CHALLENGE
Rewrite every line of the entries below, swapping each "Text" for "Label" and leaving everything else unchanged.

-------- MATERIAL FOR THIS TASK --------

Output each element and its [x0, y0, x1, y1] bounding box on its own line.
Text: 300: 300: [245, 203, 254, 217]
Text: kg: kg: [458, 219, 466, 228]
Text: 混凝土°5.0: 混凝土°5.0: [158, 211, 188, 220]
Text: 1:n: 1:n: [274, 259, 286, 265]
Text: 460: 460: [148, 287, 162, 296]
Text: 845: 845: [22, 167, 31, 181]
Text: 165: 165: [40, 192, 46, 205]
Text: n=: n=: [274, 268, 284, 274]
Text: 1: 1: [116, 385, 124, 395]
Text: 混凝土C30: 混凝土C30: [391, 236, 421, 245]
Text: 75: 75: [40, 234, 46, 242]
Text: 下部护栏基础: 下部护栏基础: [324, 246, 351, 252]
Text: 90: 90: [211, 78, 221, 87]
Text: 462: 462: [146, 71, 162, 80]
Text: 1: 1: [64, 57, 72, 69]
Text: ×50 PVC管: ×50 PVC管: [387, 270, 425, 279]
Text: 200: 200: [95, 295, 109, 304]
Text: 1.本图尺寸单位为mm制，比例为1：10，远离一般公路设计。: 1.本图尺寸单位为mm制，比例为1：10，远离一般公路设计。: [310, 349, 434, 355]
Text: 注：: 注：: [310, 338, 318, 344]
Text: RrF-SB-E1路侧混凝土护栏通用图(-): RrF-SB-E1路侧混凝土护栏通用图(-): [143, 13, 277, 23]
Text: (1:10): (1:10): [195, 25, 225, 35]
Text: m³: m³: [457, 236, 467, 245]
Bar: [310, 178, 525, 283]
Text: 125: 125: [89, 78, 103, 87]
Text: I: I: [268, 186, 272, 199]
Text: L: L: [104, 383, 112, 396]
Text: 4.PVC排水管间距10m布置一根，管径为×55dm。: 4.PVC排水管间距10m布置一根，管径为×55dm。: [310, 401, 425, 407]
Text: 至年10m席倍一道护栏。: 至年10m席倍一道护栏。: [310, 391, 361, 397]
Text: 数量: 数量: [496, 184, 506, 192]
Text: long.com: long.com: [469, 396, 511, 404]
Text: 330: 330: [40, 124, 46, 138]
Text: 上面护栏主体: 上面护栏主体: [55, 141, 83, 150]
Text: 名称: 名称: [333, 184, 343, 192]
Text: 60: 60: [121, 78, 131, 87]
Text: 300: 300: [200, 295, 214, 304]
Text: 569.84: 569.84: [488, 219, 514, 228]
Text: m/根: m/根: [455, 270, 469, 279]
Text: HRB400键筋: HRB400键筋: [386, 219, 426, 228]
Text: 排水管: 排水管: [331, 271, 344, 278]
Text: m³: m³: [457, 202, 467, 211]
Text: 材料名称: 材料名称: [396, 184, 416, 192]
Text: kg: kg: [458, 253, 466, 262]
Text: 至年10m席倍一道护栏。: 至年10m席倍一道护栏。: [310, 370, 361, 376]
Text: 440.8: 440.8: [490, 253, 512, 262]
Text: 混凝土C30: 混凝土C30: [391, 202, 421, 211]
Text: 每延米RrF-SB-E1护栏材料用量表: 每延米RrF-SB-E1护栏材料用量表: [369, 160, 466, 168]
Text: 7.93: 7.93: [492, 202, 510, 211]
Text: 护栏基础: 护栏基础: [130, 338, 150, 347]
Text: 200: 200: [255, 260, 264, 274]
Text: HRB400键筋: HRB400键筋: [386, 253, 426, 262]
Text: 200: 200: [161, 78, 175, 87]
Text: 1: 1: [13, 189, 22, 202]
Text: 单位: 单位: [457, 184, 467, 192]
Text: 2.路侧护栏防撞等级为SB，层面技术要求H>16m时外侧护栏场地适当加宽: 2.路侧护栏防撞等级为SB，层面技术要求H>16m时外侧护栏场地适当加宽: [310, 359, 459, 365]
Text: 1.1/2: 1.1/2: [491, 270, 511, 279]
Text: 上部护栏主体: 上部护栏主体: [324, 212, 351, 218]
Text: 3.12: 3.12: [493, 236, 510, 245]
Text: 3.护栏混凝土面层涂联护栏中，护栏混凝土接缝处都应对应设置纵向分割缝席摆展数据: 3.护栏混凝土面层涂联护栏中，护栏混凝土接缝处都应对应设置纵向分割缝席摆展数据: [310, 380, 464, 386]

--------

TASK ANSWER
Output each element and its [x0, y0, x1, y1] bounding box on its own line.
Label: 300: 300: [245, 203, 254, 217]
Label: kg: kg: [458, 219, 466, 228]
Label: 混凝土°5.0: 混凝土°5.0: [158, 211, 188, 220]
Label: 1:n: 1:n: [274, 259, 286, 265]
Label: 460: 460: [148, 287, 162, 296]
Label: 845: 845: [22, 167, 31, 181]
Label: 165: 165: [40, 192, 46, 205]
Label: n=: n=: [274, 268, 284, 274]
Label: 1: 1: [116, 385, 124, 395]
Label: 混凝土C30: 混凝土C30: [391, 236, 421, 245]
Label: 75: 75: [40, 234, 46, 242]
Label: 下部护栏基础: 下部护栏基础: [324, 246, 351, 252]
Label: 90: 90: [211, 78, 221, 87]
Label: 462: 462: [146, 71, 162, 80]
Label: 1: 1: [64, 57, 72, 69]
Label: ×50 PVC管: ×50 PVC管: [387, 270, 425, 279]
Label: 200: 200: [95, 295, 109, 304]
Label: 1.本图尺寸单位为mm制，比例为1：10，远离一般公路设计。: 1.本图尺寸单位为mm制，比例为1：10，远离一般公路设计。: [310, 349, 434, 355]
Label: 注：: 注：: [310, 338, 318, 344]
Label: RrF-SB-E1路侧混凝土护栏通用图(-): RrF-SB-E1路侧混凝土护栏通用图(-): [143, 13, 277, 23]
Label: (1:10): (1:10): [195, 25, 225, 35]
Label: m³: m³: [457, 236, 467, 245]
Bar: [310, 178, 525, 283]
Label: 125: 125: [89, 78, 103, 87]
Label: I: I: [268, 186, 272, 199]
Label: L: L: [104, 383, 112, 396]
Label: 4.PVC排水管间距10m布置一根，管径为×55dm。: 4.PVC排水管间距10m布置一根，管径为×55dm。: [310, 401, 425, 407]
Label: 至年10m席倍一道护栏。: 至年10m席倍一道护栏。: [310, 391, 361, 397]
Label: 数量: 数量: [496, 184, 506, 192]
Label: long.com: long.com: [469, 396, 511, 404]
Label: 330: 330: [40, 124, 46, 138]
Label: 上面护栏主体: 上面护栏主体: [55, 141, 83, 150]
Label: 名称: 名称: [333, 184, 343, 192]
Label: 60: 60: [121, 78, 131, 87]
Label: 300: 300: [200, 295, 214, 304]
Label: 569.84: 569.84: [488, 219, 514, 228]
Label: m/根: m/根: [455, 270, 469, 279]
Label: HRB400键筋: HRB400键筋: [386, 219, 426, 228]
Label: 排水管: 排水管: [331, 271, 344, 278]
Label: m³: m³: [457, 202, 467, 211]
Label: 材料名称: 材料名称: [396, 184, 416, 192]
Label: kg: kg: [458, 253, 466, 262]
Label: 至年10m席倍一道护栏。: 至年10m席倍一道护栏。: [310, 370, 361, 376]
Label: 440.8: 440.8: [490, 253, 512, 262]
Label: 混凝土C30: 混凝土C30: [391, 202, 421, 211]
Label: 每延米RrF-SB-E1护栏材料用量表: 每延米RrF-SB-E1护栏材料用量表: [369, 160, 466, 168]
Label: 7.93: 7.93: [492, 202, 510, 211]
Label: 护栏基础: 护栏基础: [130, 338, 150, 347]
Label: 200: 200: [255, 260, 264, 274]
Label: HRB400键筋: HRB400键筋: [386, 253, 426, 262]
Label: 200: 200: [161, 78, 175, 87]
Label: 1: 1: [13, 189, 22, 202]
Label: 单位: 单位: [457, 184, 467, 192]
Label: 2.路侧护栏防撞等级为SB，层面技术要求H>16m时外侧护栏场地适当加宽: 2.路侧护栏防撞等级为SB，层面技术要求H>16m时外侧护栏场地适当加宽: [310, 359, 459, 365]
Label: 1.1/2: 1.1/2: [491, 270, 511, 279]
Label: 上部护栏主体: 上部护栏主体: [324, 212, 351, 218]
Label: 3.12: 3.12: [493, 236, 510, 245]
Label: 3.护栏混凝土面层涂联护栏中，护栏混凝土接缝处都应对应设置纵向分割缝席摆展数据: 3.护栏混凝土面层涂联护栏中，护栏混凝土接缝处都应对应设置纵向分割缝席摆展数据: [310, 380, 464, 386]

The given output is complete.